AIM OF THE TASK ::
Copy the entries verbatim from the line with "Decompose this screenshot" to the line with "Annotate this image: element", including both of those lines, and leave the pictures out of your answer.

SUPPLIED MATERIAL ::
================

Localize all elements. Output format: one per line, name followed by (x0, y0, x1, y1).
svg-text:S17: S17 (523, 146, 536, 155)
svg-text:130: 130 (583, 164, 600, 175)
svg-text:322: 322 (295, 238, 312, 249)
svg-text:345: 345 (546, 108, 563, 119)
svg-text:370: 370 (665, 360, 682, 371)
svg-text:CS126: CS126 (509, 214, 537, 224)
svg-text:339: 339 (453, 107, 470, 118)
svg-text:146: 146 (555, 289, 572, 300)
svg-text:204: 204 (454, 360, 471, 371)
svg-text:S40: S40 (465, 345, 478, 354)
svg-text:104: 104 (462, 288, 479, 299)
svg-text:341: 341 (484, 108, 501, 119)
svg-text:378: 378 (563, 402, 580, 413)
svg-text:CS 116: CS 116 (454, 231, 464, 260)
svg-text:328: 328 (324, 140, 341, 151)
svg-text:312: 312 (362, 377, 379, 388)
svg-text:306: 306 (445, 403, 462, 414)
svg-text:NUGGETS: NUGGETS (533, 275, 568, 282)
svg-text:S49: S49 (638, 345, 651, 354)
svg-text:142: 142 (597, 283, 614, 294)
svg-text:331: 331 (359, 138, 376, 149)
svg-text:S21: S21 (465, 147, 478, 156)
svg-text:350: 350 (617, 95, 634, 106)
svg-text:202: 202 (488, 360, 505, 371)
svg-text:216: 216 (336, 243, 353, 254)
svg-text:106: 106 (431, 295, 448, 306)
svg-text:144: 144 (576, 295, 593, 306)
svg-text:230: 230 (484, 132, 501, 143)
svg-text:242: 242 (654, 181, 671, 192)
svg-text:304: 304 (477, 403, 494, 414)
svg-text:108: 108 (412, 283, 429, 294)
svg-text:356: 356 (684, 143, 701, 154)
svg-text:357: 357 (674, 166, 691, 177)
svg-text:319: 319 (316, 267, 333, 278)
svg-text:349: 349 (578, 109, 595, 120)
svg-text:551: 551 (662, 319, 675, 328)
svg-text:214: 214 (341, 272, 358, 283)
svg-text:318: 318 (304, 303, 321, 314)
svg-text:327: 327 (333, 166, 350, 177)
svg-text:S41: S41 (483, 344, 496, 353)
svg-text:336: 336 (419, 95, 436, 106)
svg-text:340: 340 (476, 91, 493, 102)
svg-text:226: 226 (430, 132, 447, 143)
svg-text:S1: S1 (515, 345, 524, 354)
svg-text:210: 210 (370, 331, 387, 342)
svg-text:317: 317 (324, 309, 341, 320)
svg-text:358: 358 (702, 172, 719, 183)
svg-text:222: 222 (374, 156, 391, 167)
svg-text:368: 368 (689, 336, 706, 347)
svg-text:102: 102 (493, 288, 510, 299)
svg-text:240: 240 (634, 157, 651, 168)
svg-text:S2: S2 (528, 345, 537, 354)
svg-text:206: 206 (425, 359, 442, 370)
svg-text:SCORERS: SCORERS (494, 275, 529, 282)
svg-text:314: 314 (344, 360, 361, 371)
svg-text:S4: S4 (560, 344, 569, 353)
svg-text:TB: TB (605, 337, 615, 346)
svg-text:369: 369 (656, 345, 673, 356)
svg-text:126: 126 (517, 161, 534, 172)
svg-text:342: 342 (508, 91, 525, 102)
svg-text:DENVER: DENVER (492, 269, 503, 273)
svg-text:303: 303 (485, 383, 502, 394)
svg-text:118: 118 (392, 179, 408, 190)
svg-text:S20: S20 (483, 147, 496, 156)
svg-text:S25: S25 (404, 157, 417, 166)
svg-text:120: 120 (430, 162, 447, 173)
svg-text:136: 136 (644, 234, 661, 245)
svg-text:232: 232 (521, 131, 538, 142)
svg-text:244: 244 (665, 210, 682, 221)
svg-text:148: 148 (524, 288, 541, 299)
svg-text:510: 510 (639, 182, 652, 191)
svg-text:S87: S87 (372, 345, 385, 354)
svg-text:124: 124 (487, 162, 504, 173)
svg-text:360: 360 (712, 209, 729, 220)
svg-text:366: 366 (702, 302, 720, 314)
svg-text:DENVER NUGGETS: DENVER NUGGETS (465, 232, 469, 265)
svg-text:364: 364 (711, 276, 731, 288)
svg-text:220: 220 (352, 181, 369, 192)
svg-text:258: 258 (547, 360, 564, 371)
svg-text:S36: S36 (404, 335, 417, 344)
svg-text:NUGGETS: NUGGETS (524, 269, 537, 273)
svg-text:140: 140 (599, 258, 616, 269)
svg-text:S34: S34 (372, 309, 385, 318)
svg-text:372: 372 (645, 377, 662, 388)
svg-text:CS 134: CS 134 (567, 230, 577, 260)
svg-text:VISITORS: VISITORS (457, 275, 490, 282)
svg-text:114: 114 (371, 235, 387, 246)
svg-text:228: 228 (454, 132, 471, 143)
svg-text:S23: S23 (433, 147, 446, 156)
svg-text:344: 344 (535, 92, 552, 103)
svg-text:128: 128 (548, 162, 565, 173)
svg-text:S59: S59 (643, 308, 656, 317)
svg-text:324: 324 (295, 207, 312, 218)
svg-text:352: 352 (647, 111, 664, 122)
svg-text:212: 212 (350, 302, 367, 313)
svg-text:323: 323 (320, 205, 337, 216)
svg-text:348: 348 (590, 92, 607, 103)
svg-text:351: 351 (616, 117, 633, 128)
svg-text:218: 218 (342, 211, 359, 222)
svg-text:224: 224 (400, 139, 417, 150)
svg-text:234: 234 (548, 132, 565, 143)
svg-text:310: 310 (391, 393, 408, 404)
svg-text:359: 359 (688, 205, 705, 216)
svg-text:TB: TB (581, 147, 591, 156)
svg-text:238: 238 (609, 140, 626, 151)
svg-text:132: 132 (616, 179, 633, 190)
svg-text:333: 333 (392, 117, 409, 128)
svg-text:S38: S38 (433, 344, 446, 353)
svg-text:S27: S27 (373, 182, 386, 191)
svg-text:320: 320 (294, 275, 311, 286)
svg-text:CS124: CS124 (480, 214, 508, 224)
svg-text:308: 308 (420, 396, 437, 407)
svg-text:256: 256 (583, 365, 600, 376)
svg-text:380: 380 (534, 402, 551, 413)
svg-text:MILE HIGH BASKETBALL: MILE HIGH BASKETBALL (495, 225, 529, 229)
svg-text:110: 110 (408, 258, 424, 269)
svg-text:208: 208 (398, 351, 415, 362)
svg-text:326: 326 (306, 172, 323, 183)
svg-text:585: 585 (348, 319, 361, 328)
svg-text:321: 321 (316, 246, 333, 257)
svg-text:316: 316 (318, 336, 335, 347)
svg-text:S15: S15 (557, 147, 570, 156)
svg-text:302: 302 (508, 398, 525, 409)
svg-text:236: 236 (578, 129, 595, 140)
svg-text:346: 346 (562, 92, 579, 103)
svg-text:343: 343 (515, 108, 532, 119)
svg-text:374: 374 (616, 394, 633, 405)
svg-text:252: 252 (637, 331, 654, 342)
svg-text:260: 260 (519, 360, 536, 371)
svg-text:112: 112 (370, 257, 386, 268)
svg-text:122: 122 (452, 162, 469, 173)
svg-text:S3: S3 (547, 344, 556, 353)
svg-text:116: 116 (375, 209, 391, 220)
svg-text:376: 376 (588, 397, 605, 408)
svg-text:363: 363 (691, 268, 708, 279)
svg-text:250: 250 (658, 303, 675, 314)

================

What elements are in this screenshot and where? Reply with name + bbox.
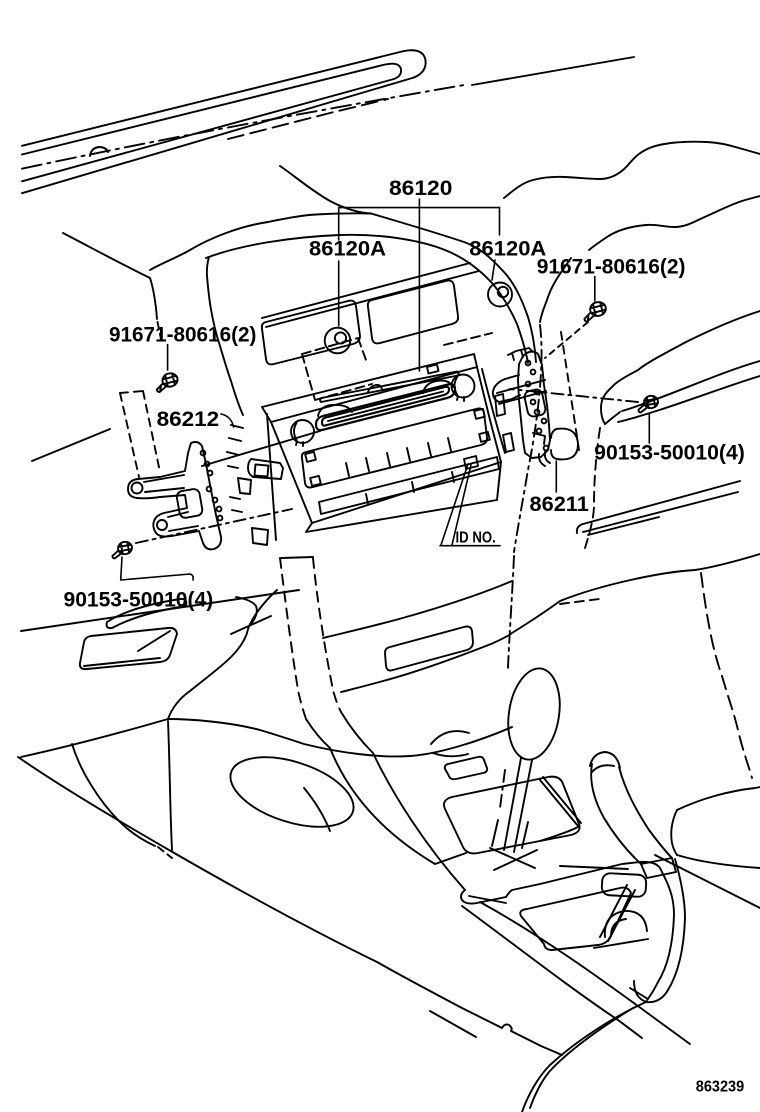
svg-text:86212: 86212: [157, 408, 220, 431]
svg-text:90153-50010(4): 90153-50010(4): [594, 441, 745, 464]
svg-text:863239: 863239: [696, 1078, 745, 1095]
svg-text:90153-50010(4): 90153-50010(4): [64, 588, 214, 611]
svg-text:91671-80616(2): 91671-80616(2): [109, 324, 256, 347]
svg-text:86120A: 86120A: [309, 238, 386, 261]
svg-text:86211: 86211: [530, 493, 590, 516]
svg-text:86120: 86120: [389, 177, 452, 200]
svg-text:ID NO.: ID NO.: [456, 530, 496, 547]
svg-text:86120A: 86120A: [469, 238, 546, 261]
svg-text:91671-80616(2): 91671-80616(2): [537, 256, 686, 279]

================

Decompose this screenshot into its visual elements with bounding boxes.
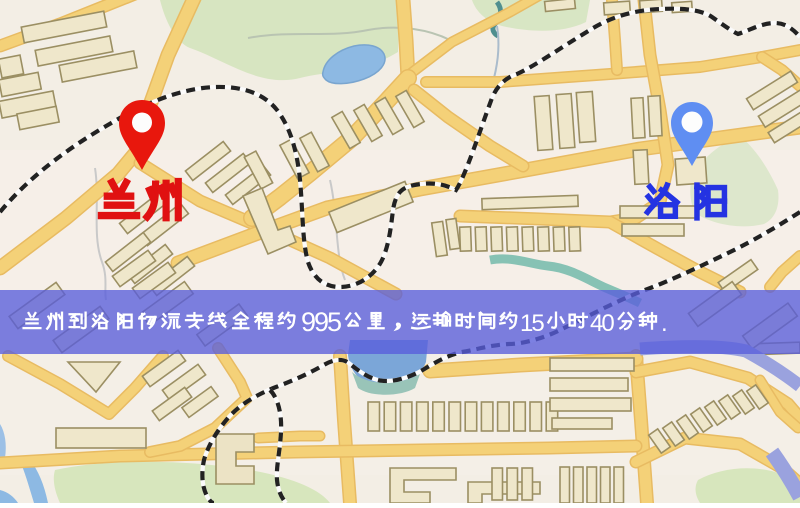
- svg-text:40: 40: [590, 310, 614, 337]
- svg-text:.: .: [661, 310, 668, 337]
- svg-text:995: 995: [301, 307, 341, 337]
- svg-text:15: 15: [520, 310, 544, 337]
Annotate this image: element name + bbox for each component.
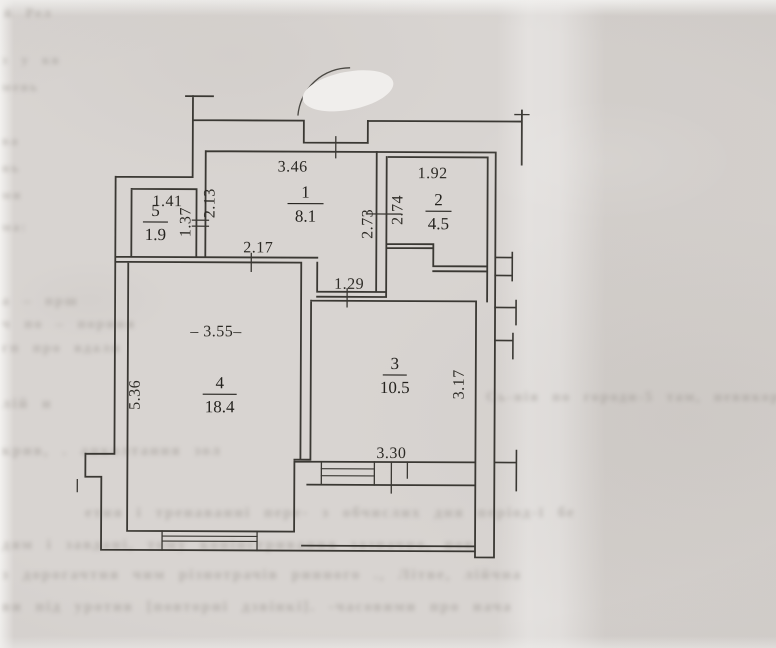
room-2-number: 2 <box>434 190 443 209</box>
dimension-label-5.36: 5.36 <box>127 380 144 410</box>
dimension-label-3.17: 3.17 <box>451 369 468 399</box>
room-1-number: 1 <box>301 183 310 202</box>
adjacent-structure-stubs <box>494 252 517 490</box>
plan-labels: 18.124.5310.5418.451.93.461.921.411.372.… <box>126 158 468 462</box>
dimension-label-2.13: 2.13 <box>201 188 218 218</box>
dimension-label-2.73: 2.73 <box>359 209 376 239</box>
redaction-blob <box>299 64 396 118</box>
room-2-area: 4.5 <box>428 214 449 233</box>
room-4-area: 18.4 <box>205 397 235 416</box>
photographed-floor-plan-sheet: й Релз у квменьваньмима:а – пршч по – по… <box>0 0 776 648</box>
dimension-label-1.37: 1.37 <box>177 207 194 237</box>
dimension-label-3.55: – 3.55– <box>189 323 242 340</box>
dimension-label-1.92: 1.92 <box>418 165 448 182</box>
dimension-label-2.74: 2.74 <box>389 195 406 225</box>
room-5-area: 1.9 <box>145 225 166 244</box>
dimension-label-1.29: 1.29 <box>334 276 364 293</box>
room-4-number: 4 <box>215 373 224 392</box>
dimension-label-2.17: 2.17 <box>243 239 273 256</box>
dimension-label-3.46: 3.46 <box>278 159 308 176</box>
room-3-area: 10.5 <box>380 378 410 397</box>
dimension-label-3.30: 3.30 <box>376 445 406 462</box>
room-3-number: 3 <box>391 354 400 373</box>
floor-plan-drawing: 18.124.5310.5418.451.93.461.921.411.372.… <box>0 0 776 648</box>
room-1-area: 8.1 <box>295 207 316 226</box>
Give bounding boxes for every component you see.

================

PROBLEM SOLUTION ::
Decompose this screenshot into its visual elements with bounding boxes.
- svg-text:40: 40: [590, 310, 614, 337]
- svg-text:.: .: [661, 310, 668, 337]
- svg-text:995: 995: [301, 307, 341, 337]
- svg-text:15: 15: [520, 310, 544, 337]
Annotate this image: element name + bbox for each component.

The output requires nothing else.